● PROBLEM REQUIREMENTS:
Go through the records and filter out every line lacking the word "over"; copy the lines that remain.

● Stored data:

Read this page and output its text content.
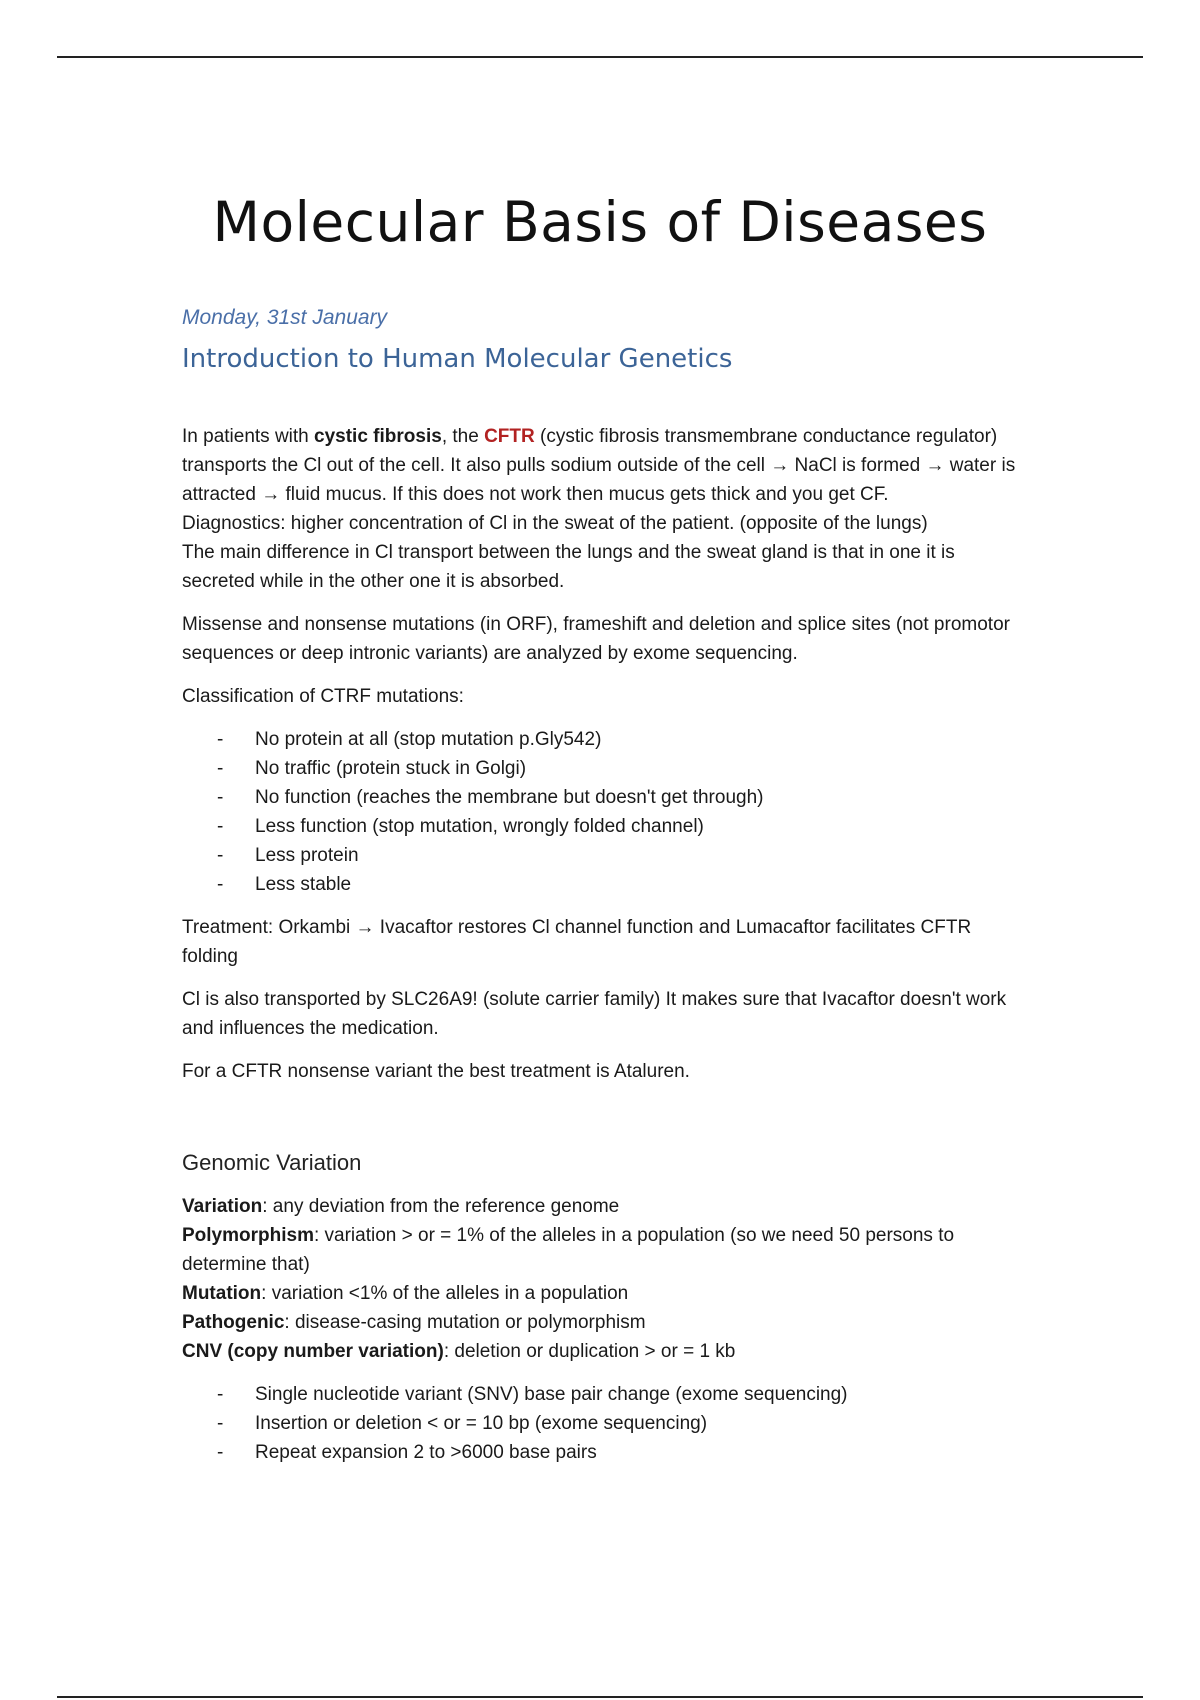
Molecular Basis of Diseases
Monday, 31st January
Introduction to Human Molecular Genetics

In patients with cystic fibrosis, the CFTR (cystic fibrosis transmembrane conductance regulator) transports the Cl out of the cell. It also pulls sodium outside of the cell → NaCl is formed → water is attracted → fluid mucus. If this does not work then mucus gets thick and you get CF.

Diagnostics: higher concentration of Cl in the sweat of the patient. (opposite of the lungs)

The main difference in Cl transport between the lungs and the sweat gland is that in one it is secreted while in the other one it is absorbed.

Missense and nonsense mutations (in ORF), frameshift and deletion and splice sites (not promotor sequences or deep intronic variants) are analyzed by exome sequencing.

Classification of CTRF mutations:

- No protein at all (stop mutation p.Gly542)
- No traffic (protein stuck in Golgi)
- No function (reaches the membrane but doesn't get through)
- Less function (stop mutation, wrongly folded channel)
- Less protein
- Less stable

Treatment: Orkambi → Ivacaftor restores Cl channel function and Lumacaftor facilitates CFTR folding

Cl is also transported by SLC26A9! (solute carrier family) It makes sure that Ivacaftor doesn't work and influences the medication.

For a CFTR nonsense variant the best treatment is Ataluren.

Genomic Variation

Variation: any deviation from the reference genome

Polymorphism: variation > or = 1% of the alleles in a population (so we need 50 persons to determine that)

Mutation: variation <1% of the alleles in a population

Pathogenic: disease-casing mutation or polymorphism

CNV (copy number variation): deletion or duplication > or = 1 kb

- Single nucleotide variant (SNV) base pair change (exome sequencing)
- Insertion or deletion < or = 10 bp (exome sequencing)
- Repeat expansion 2 to >6000 base pairs
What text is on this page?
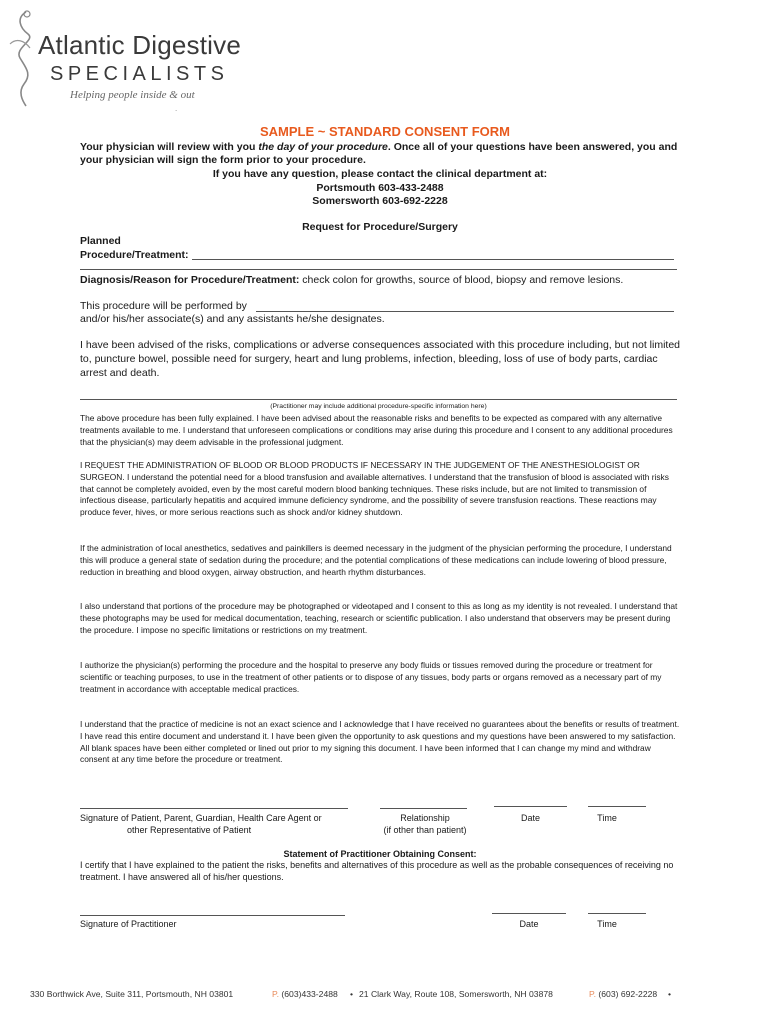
Atlantic Digestive
SPECIALISTS
Helping people inside & out
.
SAMPLE ~ STANDARD CONSENT FORM
Your physician will review with you the day of your procedure. Once all of your questions have been answered, you and your physician will sign the form prior to your procedure.
If you have any question, please contact the clinical department at:
Portsmouth 603-433-2488
Somersworth 603-692-2228
Request for Procedure/Surgery
Planned
Procedure/Treatment:
Diagnosis/Reason for Procedure/Treatment: check colon for growths, source of blood, biopsy and remove lesions.
This procedure will be performed by
and/or his/her associate(s) and any assistants he/she designates.
I have been advised of the risks, complications or adverse consequences associated with this procedure including, but not limited to, puncture bowel, possible need for surgery, heart and lung problems, infection, bleeding, loss of use of body parts, cardiac arrest and death.
(Practitioner may include additional procedure-specific information here)
The above procedure has been fully explained. I have been advised about the reasonable risks and benefits to be expected as compared with any alternative treatments available to me. I understand that unforeseen complications or conditions may arise during this procedure and I consent to any additional procedures that the physician(s) may deem advisable in the professional judgment.
I REQUEST THE ADMINISTRATION OF BLOOD OR BLOOD PRODUCTS IF NECESSARY IN THE JUDGEMENT OF THE ANESTHESIOLOGIST OR SURGEON. I understand the potential need for a blood transfusion and available alternatives. I understand that the transfusion of blood is associated with risks that cannot be completely avoided, even by the most careful modern blood banking techniques. These risks include, but are not limited to transmission of infectious disease, particularly hepatitis and acquired immune deficiency syndrome, and the possibility of severe transfusion reactions. These reactions may produce fever, hives, or more serious reactions such as shock and/or kidney shutdown.
If the administration of local anesthetics, sedatives and painkillers is deemed necessary in the judgment of the physician performing the procedure, I understand this will produce a general state of sedation during the procedure; and the potential complications of these medications can include lowering of blood pressure, reduction in breathing and blood oxygen, airway obstruction, and hearth rhythm disturbances.
I also understand that portions of the procedure may be photographed or videotaped and I consent to this as long as my identity is not revealed. I understand that these photographs may be used for medical documentation, teaching, research or scientific publication. I also understand that observers may be present during the procedure. I impose no specific limitations or restrictions on my treatment.
I authorize the physician(s) performing the procedure and the hospital to preserve any body fluids or tissues removed during the procedure or treatment for scientific or teaching purposes, to use in the treatment of other patients or to dispose of any tissues, body parts or organs removed as a necessary part of my treatment in accordance with acceptable medical practices.
I understand that the practice of medicine is not an exact science and I acknowledge that I have received no guarantees about the benefits or results of treatment. I have read this entire document and understand it. I have been given the opportunity to ask questions and my questions have been answered to my satisfaction. All blank spaces have been either completed or lined out prior to my signing this document. I have been informed that I can change my mind and withdraw consent at any time before the procedure or treatment.
Signature of Patient, Parent, Guardian, Health Care Agent or
other Representative of Patient
Relationship
(if other than patient)
Date	Time
Statement of Practitioner Obtaining Consent:
I certify that I have explained to the patient the risks, benefits and alternatives of this procedure as well as the probable consequences of receiving no treatment. I have answered all of his/her questions.
Signature of Practitioner	Date	Time
330 Borthwick Ave, Suite 311, Portsmouth, NH 03801	P. (603)433-2488 • 21 Clark Way, Route 108, Somersworth, NH 03878	P. (603) 692-2228 •
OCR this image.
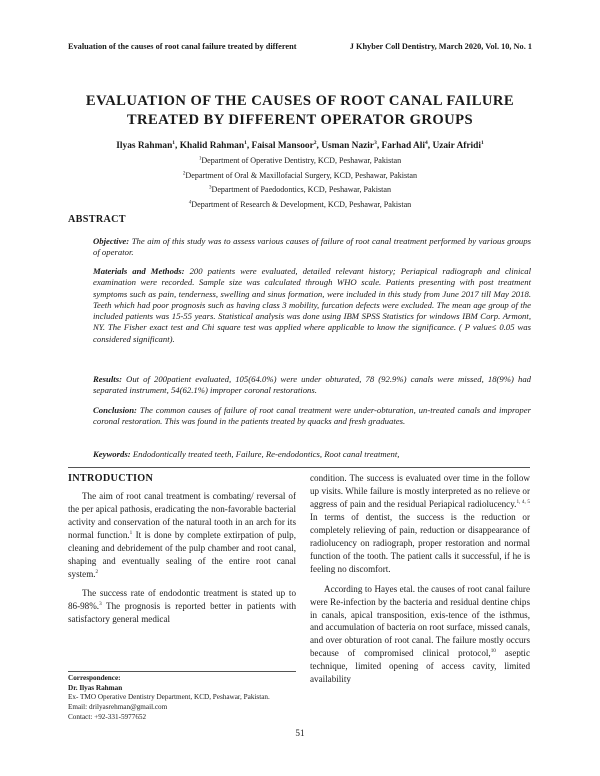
Evaluation of the causes of root canal failure treated by different	J Khyber Coll Dentistry, March 2020, Vol. 10, No. 1
EVALUATION OF THE CAUSES OF ROOT CANAL FAILURE
TREATED BY DIFFERENT OPERATOR GROUPS
Ilyas Rahman$^1$, Khalid Rahman$^1$, Faisal Mansoor$^2$, Usman Nazir$^3$, Farhad Ali$^4$, Uzair Afridi$^1$
$^1$Department of Operative Dentistry, KCD, Peshawar, Pakistan
$^2$Department of Oral & Maxillofacial Surgery, KCD, Peshawar, Pakistan
$^3$Department of Paedodontics, KCD, Peshawar, Pakistan
$^4$Department of Research & Development, KCD, Peshawar, Pakistan
ABSTRACT

Objective: The aim of this study was to assess various causes of failure of root canal treatment performed by various groups of operator.

Materials and Methods: 200 patients were evaluated, detailed relevant history; Periapical radiograph and clinical examination were recorded. Sample size was calculated through WHO scale. Patients presenting with post treatment symptoms such as pain, tenderness, swelling and sinus formation, were included in this study from June 2017 till May 2018. Teeth which had poor prognosis such as having class 3 mobility, furcation defects were excluded. The mean age group of the included patients was 15-55 years. Statistical analysis was done using IBM SPSS Statistics for windows IBM Corp. Armont, NY. The Fisher exact test and Chi square test was applied where applicable to know the significance. ( P value≤ 0.05 was considered significant).

Results: Out of 200patient evaluated, 105(64.0%) were under obturated, 78 (92.9%) canals were missed, 18(9%) had separated instrument, 54(62.1%) improper coronal restorations.

Conclusion: The common causes of failure of root canal treatment were under-obturation, un-treated canals and improper coronal restoration. This was found in the patients treated by quacks and fresh graduates.

Keywords: Endodontically treated teeth, Failure, Re-endodontics, Root canal treatment,

INTRODUCTION

The aim of root canal treatment is combating/ reversal of the per apical pathosis, eradicating the non-favorable bacterial activity and conservation of the natural tooth in an arch for its normal function.$^1$ It is done by complete extirpation of pulp, cleaning and debridement of the pulp chamber and root canal, shaping and eventually sealing of the entire root canal system.$^2$

The success rate of endodontic treatment is stated up to 86-98%.$^3$ The prognosis is reported better in patients with satisfactory general medical

condition. The success is evaluated over time in the follow up visits. While failure is mostly interpreted as no relieve or aggress of pain and the residual Periapical radiolucency.$^{1, 4, 5}$ In terms of dentist, the success is the reduction or completely relieving of pain, reduction or disappearance of radiolucency on radiograph, proper restoration and normal function of the tooth. The patient calls it successful, if he is feeling no discomfort.

According to Hayes etal. the causes of root canal failure were Re-infection by the bacteria and residual dentine chips in canals, apical transposition, exis-tence of the isthmus, and accumulation of bacteria on root surface, missed canals, and over obturation of root canal. The failure mostly occurs because of compromised clinical protocol,$^{10}$ aseptic technique, limited opening of access cavity, limited availability

Correspondence:
Dr. Ilyas Rahman
Ex- TMO Operative Dentistry Department, KCD, Peshawar, Pakistan.
Email: drilyasrehman@gmail.com
Contact: +92-331-5977652
51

● TASK RESPONSE:
condition. The success is evaluated over time in the follow up visits. While failure is mostly interpreted as no relieve or aggress of pain and the residual Periapical radiolucency.$^{1, 4, 5}$ In terms of dentist, the success is the reduction or completely relieving of pain, reduction or disappearance of radiolucency on radiograph, proper restoration and normal function of the tooth. The patient calls it successful, if he is feeling no discomfort.
According to Hayes etal. the causes of root canal failure were Re-infection by the bacteria and residual dentine chips in canals, apical transposition, exis-tence of the isthmus, and accumulation of bacteria on root surface, missed canals, and over obturation of root canal. The failure mostly occurs because of compromised clinical protocol,$^{10}$ aseptic technique, limited opening of access cavity, limited availability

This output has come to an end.